(Given request) In the listing, rewrite the part that opens with the first line and closes with the line containing "- tab-font[interactable]: 字体: [208, 36, 255, 57]", replacing "spin-up-icon" with "increment-arrow" and leaving everything else unchanged.

(Task data)
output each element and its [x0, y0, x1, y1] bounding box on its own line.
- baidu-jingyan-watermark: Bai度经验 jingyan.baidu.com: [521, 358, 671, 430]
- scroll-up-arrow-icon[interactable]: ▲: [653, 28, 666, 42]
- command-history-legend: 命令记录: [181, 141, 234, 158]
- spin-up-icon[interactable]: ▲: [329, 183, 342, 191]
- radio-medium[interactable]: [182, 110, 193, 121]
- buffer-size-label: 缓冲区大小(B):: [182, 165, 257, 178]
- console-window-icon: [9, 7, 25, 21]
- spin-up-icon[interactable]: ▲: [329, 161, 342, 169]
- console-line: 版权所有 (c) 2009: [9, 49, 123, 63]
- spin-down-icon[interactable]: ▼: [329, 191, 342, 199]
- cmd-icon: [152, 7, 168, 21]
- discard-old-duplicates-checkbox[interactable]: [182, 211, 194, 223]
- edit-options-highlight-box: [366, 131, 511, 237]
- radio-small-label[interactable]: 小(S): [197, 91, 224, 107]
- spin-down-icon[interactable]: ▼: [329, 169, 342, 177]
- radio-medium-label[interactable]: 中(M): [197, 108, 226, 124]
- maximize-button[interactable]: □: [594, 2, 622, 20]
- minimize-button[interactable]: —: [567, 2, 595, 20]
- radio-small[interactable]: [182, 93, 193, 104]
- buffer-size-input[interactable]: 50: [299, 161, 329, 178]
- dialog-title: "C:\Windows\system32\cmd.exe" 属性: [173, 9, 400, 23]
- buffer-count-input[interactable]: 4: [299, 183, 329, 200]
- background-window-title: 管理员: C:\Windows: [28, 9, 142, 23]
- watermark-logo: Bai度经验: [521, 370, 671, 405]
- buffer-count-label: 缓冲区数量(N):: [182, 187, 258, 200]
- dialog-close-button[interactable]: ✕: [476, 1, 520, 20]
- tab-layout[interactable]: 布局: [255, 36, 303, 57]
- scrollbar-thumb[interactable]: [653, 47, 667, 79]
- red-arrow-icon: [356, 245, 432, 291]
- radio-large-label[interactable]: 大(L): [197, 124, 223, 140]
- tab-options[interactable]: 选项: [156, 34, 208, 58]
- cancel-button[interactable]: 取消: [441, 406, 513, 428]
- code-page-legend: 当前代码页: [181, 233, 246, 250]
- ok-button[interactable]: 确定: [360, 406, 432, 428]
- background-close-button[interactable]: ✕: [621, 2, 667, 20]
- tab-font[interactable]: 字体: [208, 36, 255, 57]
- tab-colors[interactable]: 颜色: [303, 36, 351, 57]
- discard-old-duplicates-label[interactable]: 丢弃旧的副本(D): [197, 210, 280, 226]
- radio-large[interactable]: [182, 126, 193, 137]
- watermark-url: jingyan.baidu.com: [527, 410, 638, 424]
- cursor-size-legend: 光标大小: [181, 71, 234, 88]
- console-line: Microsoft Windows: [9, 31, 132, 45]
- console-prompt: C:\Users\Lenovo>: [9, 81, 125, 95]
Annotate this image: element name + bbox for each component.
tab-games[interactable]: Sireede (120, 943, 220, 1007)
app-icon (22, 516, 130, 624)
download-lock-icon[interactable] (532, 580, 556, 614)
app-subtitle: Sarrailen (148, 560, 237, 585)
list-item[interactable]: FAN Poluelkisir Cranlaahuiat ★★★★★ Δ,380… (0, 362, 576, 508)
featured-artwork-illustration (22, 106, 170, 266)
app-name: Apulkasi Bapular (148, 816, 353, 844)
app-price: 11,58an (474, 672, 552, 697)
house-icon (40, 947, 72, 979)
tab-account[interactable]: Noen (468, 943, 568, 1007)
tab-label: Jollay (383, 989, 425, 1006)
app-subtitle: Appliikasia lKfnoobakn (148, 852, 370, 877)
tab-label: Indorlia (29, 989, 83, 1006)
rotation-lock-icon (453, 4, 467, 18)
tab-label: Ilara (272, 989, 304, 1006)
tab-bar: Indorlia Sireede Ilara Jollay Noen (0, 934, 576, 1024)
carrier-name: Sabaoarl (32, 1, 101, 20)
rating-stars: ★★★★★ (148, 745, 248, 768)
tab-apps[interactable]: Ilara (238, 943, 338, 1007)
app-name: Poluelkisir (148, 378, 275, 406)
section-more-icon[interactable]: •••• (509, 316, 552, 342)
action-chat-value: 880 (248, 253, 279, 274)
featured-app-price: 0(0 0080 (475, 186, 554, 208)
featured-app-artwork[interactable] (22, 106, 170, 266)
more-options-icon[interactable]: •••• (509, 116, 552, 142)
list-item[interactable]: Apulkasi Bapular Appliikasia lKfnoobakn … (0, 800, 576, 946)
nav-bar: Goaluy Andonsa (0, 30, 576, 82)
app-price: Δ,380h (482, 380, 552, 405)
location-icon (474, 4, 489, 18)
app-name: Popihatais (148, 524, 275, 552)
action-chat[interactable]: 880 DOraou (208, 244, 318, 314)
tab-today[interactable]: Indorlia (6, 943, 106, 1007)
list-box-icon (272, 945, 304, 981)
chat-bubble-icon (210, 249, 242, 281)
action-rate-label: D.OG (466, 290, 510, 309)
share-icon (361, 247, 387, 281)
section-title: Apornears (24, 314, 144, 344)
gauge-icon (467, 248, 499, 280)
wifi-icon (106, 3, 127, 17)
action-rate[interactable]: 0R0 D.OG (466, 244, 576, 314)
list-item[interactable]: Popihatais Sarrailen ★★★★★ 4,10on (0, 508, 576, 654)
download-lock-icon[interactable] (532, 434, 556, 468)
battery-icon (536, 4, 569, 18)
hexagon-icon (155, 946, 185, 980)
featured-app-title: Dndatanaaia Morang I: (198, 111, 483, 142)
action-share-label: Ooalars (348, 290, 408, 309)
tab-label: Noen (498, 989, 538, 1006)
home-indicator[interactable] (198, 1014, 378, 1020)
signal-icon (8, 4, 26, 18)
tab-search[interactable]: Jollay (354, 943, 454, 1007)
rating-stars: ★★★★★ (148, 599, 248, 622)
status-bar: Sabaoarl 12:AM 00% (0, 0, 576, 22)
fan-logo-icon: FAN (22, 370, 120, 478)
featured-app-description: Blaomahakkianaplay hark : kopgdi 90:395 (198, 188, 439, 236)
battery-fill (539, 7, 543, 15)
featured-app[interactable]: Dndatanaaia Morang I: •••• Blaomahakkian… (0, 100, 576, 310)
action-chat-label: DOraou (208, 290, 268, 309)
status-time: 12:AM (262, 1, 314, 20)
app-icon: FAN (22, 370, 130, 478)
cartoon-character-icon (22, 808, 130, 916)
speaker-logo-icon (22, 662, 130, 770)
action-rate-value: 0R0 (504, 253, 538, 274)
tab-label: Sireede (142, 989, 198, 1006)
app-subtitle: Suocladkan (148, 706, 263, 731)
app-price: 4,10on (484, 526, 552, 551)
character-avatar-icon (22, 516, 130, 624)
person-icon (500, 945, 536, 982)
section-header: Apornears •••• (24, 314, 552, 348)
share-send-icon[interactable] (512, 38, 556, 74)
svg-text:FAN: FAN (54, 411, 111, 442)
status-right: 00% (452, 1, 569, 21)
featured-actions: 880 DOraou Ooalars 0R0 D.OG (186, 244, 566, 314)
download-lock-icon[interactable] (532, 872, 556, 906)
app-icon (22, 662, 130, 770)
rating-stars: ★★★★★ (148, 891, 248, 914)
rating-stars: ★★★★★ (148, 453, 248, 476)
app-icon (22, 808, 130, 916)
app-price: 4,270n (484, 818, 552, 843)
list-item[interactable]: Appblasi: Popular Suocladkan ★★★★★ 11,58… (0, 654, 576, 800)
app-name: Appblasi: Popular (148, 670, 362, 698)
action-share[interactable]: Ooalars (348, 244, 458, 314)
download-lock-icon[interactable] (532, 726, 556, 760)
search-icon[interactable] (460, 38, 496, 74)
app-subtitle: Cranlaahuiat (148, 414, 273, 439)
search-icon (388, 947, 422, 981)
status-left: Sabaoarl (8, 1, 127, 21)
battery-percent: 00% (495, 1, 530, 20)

(Reply to the exercise)
output each element and its [x0, y0, x1, y1] bounding box on its own line.
- baidu-jingyan-watermark: Bai度经验 jingyan.baidu.com: [521, 358, 671, 430]
- scroll-up-arrow-icon[interactable]: ▲: [653, 28, 666, 42]
- command-history-legend: 命令记录: [181, 141, 234, 158]
- increment-arrow[interactable]: ▲: [329, 183, 342, 191]
- radio-medium[interactable]: [182, 110, 193, 121]
- buffer-size-label: 缓冲区大小(B):: [182, 165, 257, 178]
- console-window-icon: [9, 7, 25, 21]
- increment-arrow[interactable]: ▲: [329, 161, 342, 169]
- console-line: 版权所有 (c) 2009: [9, 49, 123, 63]
- spin-down-icon[interactable]: ▼: [329, 191, 342, 199]
- cmd-icon: [152, 7, 168, 21]
- discard-old-duplicates-checkbox[interactable]: [182, 211, 194, 223]
- edit-options-highlight-box: [366, 131, 511, 237]
- radio-small-label[interactable]: 小(S): [197, 91, 224, 107]
- spin-down-icon[interactable]: ▼: [329, 169, 342, 177]
- radio-medium-label[interactable]: 中(M): [197, 108, 226, 124]
- maximize-button[interactable]: □: [594, 2, 622, 20]
- minimize-button[interactable]: —: [567, 2, 595, 20]
- radio-small[interactable]: [182, 93, 193, 104]
- buffer-size-input[interactable]: 50: [299, 161, 329, 178]
- dialog-title: "C:\Windows\system32\cmd.exe" 属性: [173, 9, 400, 23]
- buffer-count-input[interactable]: 4: [299, 183, 329, 200]
- background-window-title: 管理员: C:\Windows: [28, 9, 142, 23]
- watermark-logo: Bai度经验: [521, 370, 671, 405]
- buffer-count-label: 缓冲区数量(N):: [182, 187, 258, 200]
- dialog-close-button[interactable]: ✕: [476, 1, 520, 20]
- tab-layout[interactable]: 布局: [255, 36, 303, 57]
- scrollbar-thumb[interactable]: [653, 47, 667, 79]
- red-arrow-icon: [356, 245, 432, 291]
- radio-large-label[interactable]: 大(L): [197, 124, 223, 140]
- tab-options[interactable]: 选项: [156, 34, 208, 58]
- cancel-button[interactable]: 取消: [441, 406, 513, 428]
- code-page-legend: 当前代码页: [181, 233, 246, 250]
- ok-button[interactable]: 确定: [360, 406, 432, 428]
- background-close-button[interactable]: ✕: [621, 2, 667, 20]
- tab-font[interactable]: 字体: [208, 36, 255, 57]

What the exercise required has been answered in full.